→ **DOCUMENT EXTRACT**
——

From its beginnings, the Episcopal Church has relied on its geographic administrative units (dioceses) to preserve those claims. The Convention of the Diocese of Virginia, for example, asserted as early as 1790 that it was the “sole owner” of church property. For two centuries, dioceses have placed restraints on parishes encumbering property and claimed property when parishes closed.
For 29 years, the Dennis Canon has been a part of church discipline. All priests who are younger than 56 have made ordination promises to abide by the “discipline” of the church under church canons including that canon.
If some clergy and laity are uncomfortable with the range of interpretation by Episcopalians of the statements of belief found in our Book of Common Prayer, they are free to find a more compatible home but not to ignore other obligations they undertook as parish leaders. For me, leaving behind the property when one leaves the Episcopal Church is a moral obligation as well as a legal requirement.

——

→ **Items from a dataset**
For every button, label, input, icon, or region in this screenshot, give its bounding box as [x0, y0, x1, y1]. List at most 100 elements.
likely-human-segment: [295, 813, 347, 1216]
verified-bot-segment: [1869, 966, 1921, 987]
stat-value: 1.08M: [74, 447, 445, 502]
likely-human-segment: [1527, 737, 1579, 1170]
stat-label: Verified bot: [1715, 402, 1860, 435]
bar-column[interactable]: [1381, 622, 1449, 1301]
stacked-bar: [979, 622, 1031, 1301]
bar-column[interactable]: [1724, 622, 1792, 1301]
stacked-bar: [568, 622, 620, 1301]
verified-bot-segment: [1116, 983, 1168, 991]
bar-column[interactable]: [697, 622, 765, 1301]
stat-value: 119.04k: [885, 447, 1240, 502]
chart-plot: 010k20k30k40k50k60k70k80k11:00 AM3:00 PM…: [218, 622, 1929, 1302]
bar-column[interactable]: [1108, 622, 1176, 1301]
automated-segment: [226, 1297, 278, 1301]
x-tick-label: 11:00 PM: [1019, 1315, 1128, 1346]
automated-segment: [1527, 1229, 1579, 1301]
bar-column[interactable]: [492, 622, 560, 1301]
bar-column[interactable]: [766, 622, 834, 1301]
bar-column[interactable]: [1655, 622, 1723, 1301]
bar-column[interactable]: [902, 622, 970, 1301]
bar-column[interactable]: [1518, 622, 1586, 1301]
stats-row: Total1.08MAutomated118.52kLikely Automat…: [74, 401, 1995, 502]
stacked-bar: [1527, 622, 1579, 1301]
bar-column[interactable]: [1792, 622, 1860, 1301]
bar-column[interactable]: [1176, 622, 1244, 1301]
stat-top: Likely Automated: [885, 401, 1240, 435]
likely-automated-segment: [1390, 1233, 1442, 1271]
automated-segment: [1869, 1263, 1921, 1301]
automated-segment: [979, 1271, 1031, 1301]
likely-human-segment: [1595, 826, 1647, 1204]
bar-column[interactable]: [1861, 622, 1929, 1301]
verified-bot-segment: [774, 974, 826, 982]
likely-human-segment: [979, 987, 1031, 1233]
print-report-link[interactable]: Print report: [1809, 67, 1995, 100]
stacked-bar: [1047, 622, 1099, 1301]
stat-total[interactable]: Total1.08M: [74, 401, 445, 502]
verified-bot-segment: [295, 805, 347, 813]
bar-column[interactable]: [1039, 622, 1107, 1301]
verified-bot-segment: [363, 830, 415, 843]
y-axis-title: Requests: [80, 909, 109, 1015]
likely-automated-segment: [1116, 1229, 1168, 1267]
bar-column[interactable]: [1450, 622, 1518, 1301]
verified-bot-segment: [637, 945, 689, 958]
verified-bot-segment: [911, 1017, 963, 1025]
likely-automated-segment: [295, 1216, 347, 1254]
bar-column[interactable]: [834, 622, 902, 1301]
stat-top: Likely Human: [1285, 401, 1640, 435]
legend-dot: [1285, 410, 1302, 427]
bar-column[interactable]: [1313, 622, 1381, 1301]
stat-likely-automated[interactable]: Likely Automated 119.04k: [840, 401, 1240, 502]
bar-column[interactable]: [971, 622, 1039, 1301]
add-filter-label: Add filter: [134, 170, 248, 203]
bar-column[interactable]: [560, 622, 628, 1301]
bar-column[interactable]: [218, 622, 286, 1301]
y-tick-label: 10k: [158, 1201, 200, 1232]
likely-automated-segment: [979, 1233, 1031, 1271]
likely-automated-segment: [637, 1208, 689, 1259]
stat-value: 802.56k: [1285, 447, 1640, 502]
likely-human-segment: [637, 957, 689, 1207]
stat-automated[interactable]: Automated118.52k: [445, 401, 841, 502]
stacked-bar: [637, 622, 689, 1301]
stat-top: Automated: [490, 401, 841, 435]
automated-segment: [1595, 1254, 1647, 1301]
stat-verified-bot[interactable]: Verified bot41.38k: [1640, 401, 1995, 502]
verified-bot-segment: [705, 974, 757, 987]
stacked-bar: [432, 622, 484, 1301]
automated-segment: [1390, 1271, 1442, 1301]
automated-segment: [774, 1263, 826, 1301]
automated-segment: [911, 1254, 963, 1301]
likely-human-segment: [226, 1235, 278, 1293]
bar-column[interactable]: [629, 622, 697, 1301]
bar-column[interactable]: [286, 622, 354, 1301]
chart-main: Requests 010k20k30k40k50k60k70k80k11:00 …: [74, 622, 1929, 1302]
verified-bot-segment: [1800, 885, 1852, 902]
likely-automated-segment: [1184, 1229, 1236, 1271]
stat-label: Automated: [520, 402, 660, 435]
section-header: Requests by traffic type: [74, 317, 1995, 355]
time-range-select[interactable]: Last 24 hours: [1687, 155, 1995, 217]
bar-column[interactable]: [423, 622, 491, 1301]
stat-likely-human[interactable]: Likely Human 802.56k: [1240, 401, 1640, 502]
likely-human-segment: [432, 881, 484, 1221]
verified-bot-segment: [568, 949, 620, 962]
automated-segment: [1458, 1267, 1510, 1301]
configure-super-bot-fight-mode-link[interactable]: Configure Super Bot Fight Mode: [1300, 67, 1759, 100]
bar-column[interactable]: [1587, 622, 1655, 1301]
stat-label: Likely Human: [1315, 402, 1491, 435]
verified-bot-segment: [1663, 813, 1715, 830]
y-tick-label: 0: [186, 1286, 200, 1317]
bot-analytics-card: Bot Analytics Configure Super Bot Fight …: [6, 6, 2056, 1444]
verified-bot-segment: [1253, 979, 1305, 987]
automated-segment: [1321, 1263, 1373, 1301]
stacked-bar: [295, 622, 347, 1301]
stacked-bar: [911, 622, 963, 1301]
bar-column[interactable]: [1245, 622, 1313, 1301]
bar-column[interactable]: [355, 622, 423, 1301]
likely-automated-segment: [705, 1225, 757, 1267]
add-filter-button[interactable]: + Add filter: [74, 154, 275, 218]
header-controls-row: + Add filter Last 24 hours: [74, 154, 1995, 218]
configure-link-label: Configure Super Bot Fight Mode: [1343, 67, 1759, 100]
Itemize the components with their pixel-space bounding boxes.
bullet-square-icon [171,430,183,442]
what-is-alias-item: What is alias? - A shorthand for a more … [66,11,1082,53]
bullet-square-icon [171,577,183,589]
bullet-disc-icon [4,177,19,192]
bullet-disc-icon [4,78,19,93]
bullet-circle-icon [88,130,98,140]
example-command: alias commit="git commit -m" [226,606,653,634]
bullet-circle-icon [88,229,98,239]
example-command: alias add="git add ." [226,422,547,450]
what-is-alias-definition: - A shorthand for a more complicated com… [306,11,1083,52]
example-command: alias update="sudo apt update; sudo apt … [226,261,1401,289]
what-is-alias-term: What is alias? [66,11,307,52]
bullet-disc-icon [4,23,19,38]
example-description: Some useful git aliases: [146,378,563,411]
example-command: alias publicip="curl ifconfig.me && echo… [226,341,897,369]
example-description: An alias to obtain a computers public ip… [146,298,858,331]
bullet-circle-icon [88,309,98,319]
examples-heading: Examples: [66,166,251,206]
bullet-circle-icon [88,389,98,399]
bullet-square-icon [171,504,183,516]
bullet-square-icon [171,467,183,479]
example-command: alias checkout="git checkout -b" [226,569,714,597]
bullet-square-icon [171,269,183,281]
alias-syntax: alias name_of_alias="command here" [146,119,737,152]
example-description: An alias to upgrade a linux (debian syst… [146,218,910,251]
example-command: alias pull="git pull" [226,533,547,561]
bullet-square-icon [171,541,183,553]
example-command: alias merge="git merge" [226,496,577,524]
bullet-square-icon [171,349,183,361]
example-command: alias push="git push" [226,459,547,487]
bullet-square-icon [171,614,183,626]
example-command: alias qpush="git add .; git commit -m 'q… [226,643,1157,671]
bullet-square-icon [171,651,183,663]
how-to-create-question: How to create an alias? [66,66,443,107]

——

→ **ACTIVITY LIST**
1 – How long has the Dennis Canon been part of church discipline, according to the passage on Episcopal Church property?
2 – Carry the passage on Episcopal Church property forward from its last sentence.
The data here is separate material and has no connection to the passage on Episcopal Church property.

→ **PER-TASK OUTPUTS**
1 – For 29 years.

2 –
Claims that “Christians should not sue Christians” or that the generous course is to negotiate a property settlement require that we ignore previous promises and obligations. This makes a mockery of the trust my grandparents and parents (and others) had that their work building an Episcopal church in a particular location would be honored by those who followed them. Many wrote clauses into their bylaws or articles of incorporation binding the corporation “forever” to the Episcopal Church.